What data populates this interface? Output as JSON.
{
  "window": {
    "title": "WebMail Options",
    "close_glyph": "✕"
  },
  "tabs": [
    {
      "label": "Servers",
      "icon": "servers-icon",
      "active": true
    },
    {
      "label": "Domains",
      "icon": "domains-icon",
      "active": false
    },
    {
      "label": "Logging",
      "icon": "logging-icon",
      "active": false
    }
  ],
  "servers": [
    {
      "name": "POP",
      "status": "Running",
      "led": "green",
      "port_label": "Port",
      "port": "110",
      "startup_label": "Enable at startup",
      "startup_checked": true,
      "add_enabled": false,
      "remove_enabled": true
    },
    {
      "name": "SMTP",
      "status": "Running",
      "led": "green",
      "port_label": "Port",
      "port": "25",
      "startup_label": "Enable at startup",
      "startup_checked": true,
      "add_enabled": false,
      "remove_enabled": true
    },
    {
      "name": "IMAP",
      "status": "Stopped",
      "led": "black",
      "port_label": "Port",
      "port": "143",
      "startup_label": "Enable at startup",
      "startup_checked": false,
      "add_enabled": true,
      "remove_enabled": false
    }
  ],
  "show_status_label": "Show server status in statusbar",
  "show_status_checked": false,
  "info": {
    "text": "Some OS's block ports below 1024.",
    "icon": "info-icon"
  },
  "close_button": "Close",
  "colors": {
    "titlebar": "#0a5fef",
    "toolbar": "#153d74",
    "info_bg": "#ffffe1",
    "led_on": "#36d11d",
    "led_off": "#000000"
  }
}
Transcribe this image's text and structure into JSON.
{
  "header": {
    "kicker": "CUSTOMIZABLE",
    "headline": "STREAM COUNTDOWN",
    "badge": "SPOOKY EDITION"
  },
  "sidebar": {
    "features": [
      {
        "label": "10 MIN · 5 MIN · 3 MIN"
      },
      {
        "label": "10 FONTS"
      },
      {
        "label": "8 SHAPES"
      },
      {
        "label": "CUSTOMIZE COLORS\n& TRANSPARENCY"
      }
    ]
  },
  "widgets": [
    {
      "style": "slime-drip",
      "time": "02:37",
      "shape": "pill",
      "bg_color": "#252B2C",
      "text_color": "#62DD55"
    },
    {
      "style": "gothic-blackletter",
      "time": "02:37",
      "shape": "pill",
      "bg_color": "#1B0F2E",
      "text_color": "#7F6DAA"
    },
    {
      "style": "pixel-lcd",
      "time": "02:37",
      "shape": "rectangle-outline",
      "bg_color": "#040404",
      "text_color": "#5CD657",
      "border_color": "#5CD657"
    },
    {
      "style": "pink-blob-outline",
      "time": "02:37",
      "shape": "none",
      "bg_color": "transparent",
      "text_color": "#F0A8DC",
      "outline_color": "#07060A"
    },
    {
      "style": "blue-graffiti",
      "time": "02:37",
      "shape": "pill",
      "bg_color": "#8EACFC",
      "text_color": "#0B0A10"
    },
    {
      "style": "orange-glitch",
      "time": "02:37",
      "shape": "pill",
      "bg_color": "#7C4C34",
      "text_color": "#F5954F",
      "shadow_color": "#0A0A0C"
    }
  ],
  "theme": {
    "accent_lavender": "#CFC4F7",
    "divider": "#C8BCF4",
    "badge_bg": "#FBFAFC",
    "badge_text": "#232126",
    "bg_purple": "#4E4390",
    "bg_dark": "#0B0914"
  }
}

* TASK GOAL *
Your task is to repeat every line exactly.

* TASK RESULT *
What data populates this interface? Output as JSON.
{
  "window": {
    "title": "WebMail Options",
    "close_glyph": "✕"
  },
  "tabs": [
    {
      "label": "Servers",
      "icon": "servers-icon",
      "active": true
    },
    {
      "label": "Domains",
      "icon": "domains-icon",
      "active": false
    },
    {
      "label": "Logging",
      "icon": "logging-icon",
      "active": false
    }
  ],
  "servers": [
    {
      "name": "POP",
      "status": "Running",
      "led": "green",
      "port_label": "Port",
      "port": "110",
      "startup_label": "Enable at startup",
      "startup_checked": true,
      "add_enabled": false,
      "remove_enabled": true
    },
    {
      "name": "SMTP",
      "status": "Running",
      "led": "green",
      "port_label": "Port",
      "port": "25",
      "startup_label": "Enable at startup",
      "startup_checked": true,
      "add_enabled": false,
      "remove_enabled": true
    },
    {
      "name": "IMAP",
      "status": "Stopped",
      "led": "black",
      "port_label": "Port",
      "port": "143",
      "startup_label": "Enable at startup",
      "startup_checked": false,
      "add_enabled": true,
      "remove_enabled": false
    }
  ],
  "show_status_label": "Show server status in statusbar",
  "show_status_checked": false,
  "info": {
    "text": "Some OS's block ports below 1024.",
    "icon": "info-icon"
  },
  "close_button": "Close",
  "colors": {
    "titlebar": "#0a5fef",
    "toolbar": "#153d74",
    "info_bg": "#ffffe1",
    "led_on": "#36d11d",
    "led_off": "#000000"
  }
}
Transcribe this image's text and structure into JSON.
{
  "header": {
    "kicker": "CUSTOMIZABLE",
    "headline": "STREAM COUNTDOWN",
    "badge": "SPOOKY EDITION"
  },
  "sidebar": {
    "features": [
      {
        "label": "10 MIN · 5 MIN · 3 MIN"
      },
      {
        "label": "10 FONTS"
      },
      {
        "label": "8 SHAPES"
      },
      {
        "label": "CUSTOMIZE COLORS\n& TRANSPARENCY"
      }
    ]
  },
  "widgets": [
    {
      "style": "slime-drip",
      "time": "02:37",
      "shape": "pill",
      "bg_color": "#252B2C",
      "text_color": "#62DD55"
    },
    {
      "style": "gothic-blackletter",
      "time": "02:37",
      "shape": "pill",
      "bg_color": "#1B0F2E",
      "text_color": "#7F6DAA"
    },
    {
      "style": "pixel-lcd",
      "time": "02:37",
      "shape": "rectangle-outline",
      "bg_color": "#040404",
      "text_color": "#5CD657",
      "border_color": "#5CD657"
    },
    {
      "style": "pink-blob-outline",
      "time": "02:37",
      "shape": "none",
      "bg_color": "transparent",
      "text_color": "#F0A8DC",
      "outline_color": "#07060A"
    },
    {
      "style": "blue-graffiti",
      "time": "02:37",
      "shape": "pill",
      "bg_color": "#8EACFC",
      "text_color": "#0B0A10"
    },
    {
      "style": "orange-glitch",
      "time": "02:37",
      "shape": "pill",
      "bg_color": "#7C4C34",
      "text_color": "#F5954F",
      "shadow_color": "#0A0A0C"
    }
  ],
  "theme": {
    "accent_lavender": "#CFC4F7",
    "divider": "#C8BCF4",
    "badge_bg": "#FBFAFC",
    "badge_text": "#232126",
    "bg_purple": "#4E4390",
    "bg_dark": "#0B0914"
  }
}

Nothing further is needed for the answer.